• **GOAL OF THE EXERCISE**
Drop every picture, then transcribe the remaining data exactly.

* begin DATA TO PROCESS *

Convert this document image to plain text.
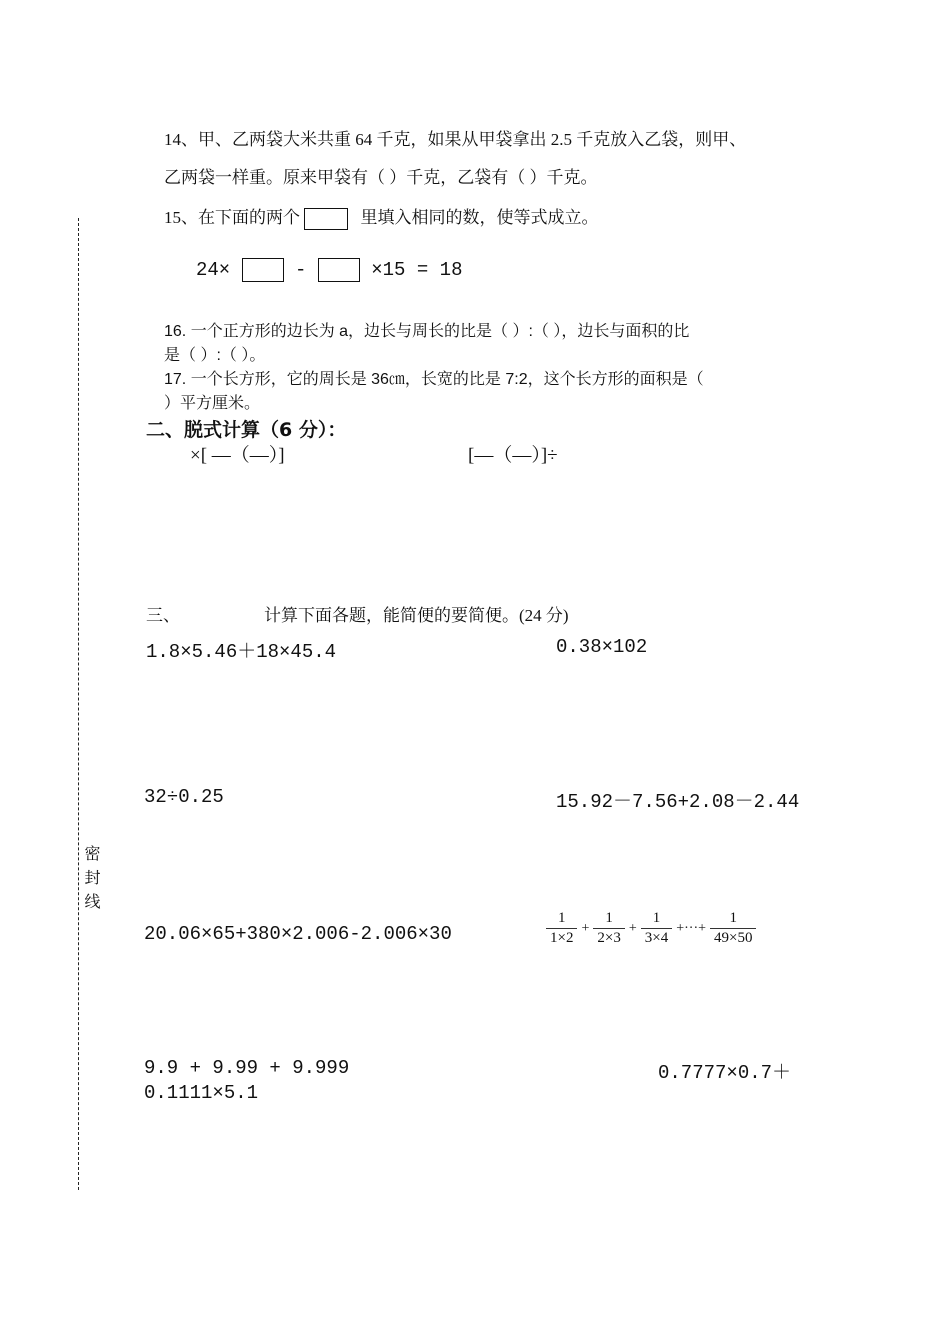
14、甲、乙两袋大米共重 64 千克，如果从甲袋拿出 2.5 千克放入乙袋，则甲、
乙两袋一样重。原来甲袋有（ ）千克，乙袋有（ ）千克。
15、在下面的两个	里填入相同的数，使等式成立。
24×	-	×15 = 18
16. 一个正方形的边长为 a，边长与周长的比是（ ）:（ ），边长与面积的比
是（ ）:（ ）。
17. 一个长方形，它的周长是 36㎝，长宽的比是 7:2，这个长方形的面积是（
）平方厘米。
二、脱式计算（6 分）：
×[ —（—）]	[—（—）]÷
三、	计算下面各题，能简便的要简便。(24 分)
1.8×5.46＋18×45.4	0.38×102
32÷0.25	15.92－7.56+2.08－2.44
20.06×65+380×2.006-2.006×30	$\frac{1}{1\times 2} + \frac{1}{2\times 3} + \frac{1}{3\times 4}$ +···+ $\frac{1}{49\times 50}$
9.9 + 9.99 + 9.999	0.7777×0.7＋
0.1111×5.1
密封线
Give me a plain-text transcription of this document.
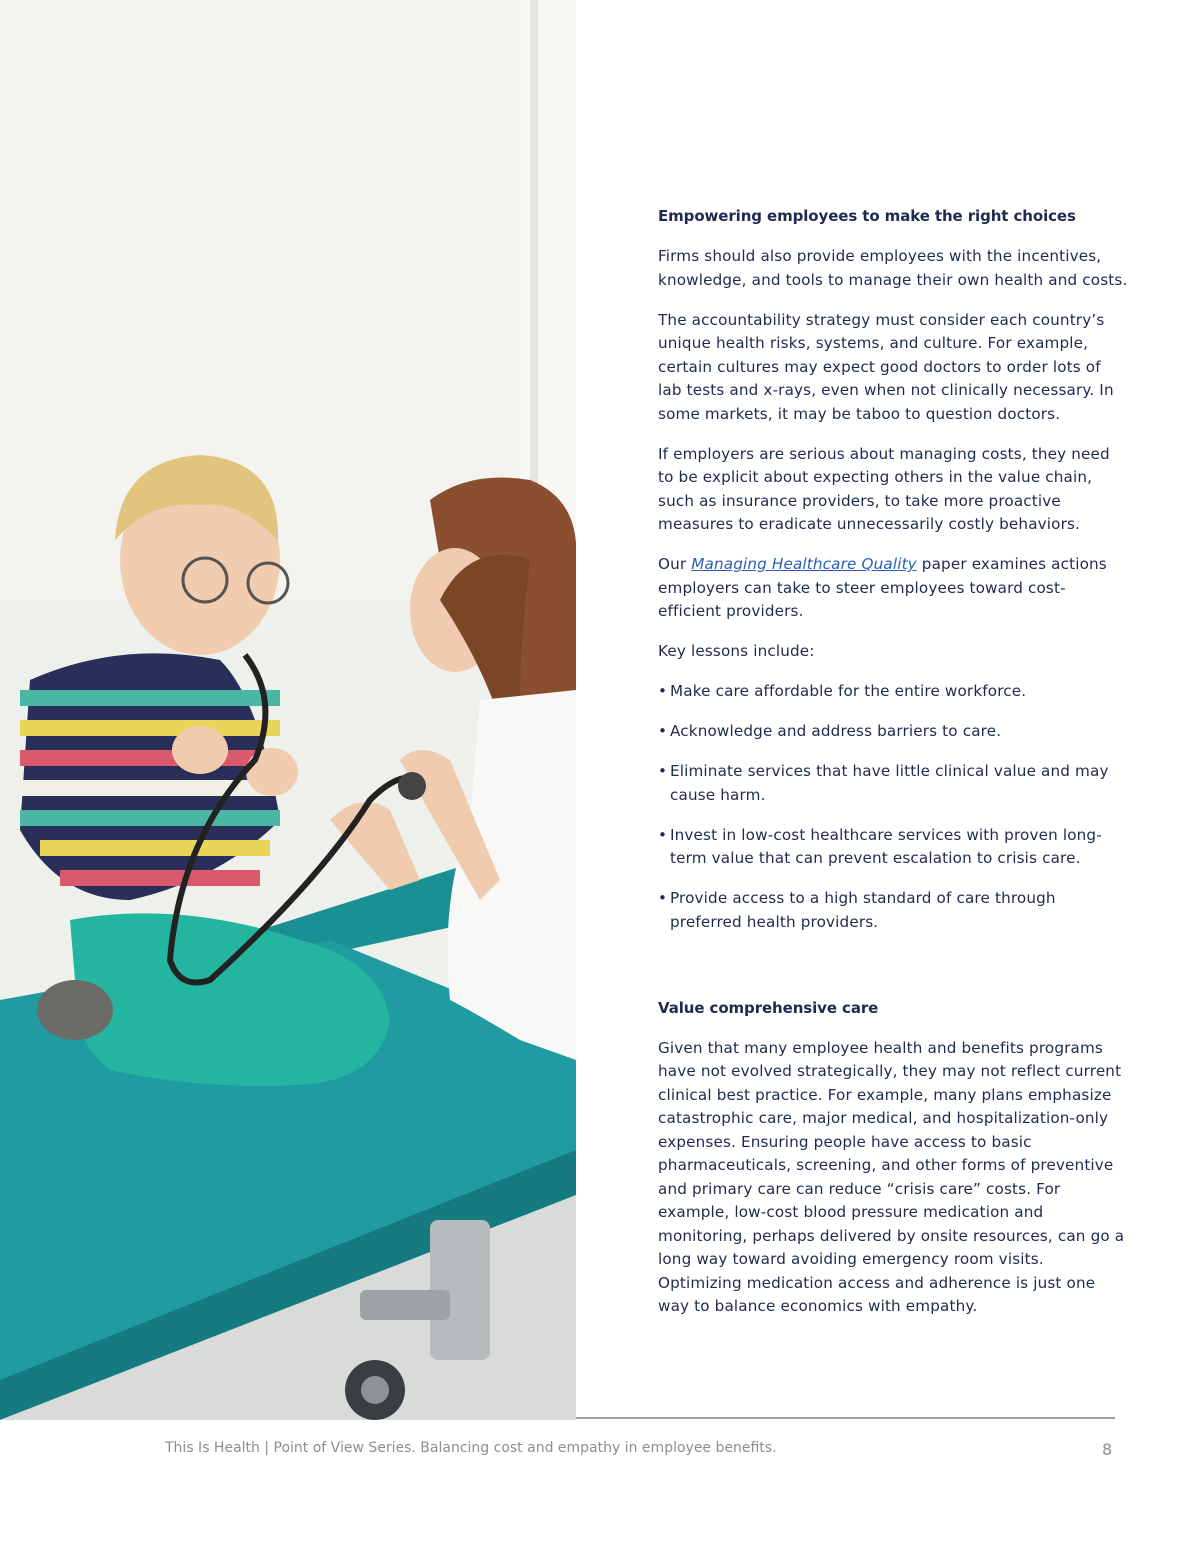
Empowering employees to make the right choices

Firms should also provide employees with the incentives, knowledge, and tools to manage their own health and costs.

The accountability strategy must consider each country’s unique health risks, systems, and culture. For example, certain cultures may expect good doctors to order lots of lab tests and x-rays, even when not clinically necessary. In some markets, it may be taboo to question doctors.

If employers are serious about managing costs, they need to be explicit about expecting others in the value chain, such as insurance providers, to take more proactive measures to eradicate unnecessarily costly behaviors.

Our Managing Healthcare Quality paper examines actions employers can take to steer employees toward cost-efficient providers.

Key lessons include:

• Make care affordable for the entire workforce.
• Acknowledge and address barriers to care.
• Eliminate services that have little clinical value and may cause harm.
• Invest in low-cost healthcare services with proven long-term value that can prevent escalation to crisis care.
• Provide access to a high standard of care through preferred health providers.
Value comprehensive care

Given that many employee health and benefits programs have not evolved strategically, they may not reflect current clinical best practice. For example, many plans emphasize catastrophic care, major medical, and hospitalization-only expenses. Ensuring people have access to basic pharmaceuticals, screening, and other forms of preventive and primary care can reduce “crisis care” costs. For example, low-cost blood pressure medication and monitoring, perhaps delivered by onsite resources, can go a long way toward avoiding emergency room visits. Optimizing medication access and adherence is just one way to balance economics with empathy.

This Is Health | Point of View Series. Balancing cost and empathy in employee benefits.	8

* end DATA TO PROCESS *

• **WORKED ANSWER**
Convert this document image to plain text.
14、甲、乙两袋大米共重 64 千克，如果从甲袋拿出 2.5 千克放入乙袋，则甲、
乙两袋一样重。原来甲袋有（ ）千克，乙袋有（ ）千克。
15、在下面的两个	里填入相同的数，使等式成立。
24×	-	×15 = 18
16. 一个正方形的边长为 a，边长与周长的比是（ ）:（ ），边长与面积的比
是（ ）:（ ）。
17. 一个长方形，它的周长是 36㎝，长宽的比是 7:2，这个长方形的面积是（
）平方厘米。
二、脱式计算（6 分）：
×[ —（—）]	[—（—）]÷
三、	计算下面各题，能简便的要简便。(24 分)
1.8×5.46＋18×45.4	0.38×102
32÷0.25	15.92－7.56+2.08－2.44
20.06×65+380×2.006-2.006×30	$\frac{1}{1\times 2} + \frac{1}{2\times 3} + \frac{1}{3\times 4}$ +···+ $\frac{1}{49\times 50}$
9.9 + 9.99 + 9.999	0.7777×0.7＋
0.1111×5.1
密封线
Give me a plain-text transcription of this document.
Empowering employees to make the right choices

Firms should also provide employees with the incentives, knowledge, and tools to manage their own health and costs.

The accountability strategy must consider each country’s unique health risks, systems, and culture. For example, certain cultures may expect good doctors to order lots of lab tests and x-rays, even when not clinically necessary. In some markets, it may be taboo to question doctors.

If employers are serious about managing costs, they need to be explicit about expecting others in the value chain, such as insurance providers, to take more proactive measures to eradicate unnecessarily costly behaviors.

Our Managing Healthcare Quality paper examines actions employers can take to steer employees toward cost-efficient providers.

Key lessons include:

• Make care affordable for the entire workforce.
• Acknowledge and address barriers to care.
• Eliminate services that have little clinical value and may cause harm.
• Invest in low-cost healthcare services with proven long-term value that can prevent escalation to crisis care.
• Provide access to a high standard of care through preferred health providers.
Value comprehensive care

Given that many employee health and benefits programs have not evolved strategically, they may not reflect current clinical best practice. For example, many plans emphasize catastrophic care, major medical, and hospitalization-only expenses. Ensuring people have access to basic pharmaceuticals, screening, and other forms of preventive and primary care can reduce “crisis care” costs. For example, low-cost blood pressure medication and monitoring, perhaps delivered by onsite resources, can go a long way toward avoiding emergency room visits. Optimizing medication access and adherence is just one way to balance economics with empathy.

This Is Health | Point of View Series. Balancing cost and empathy in employee benefits.	8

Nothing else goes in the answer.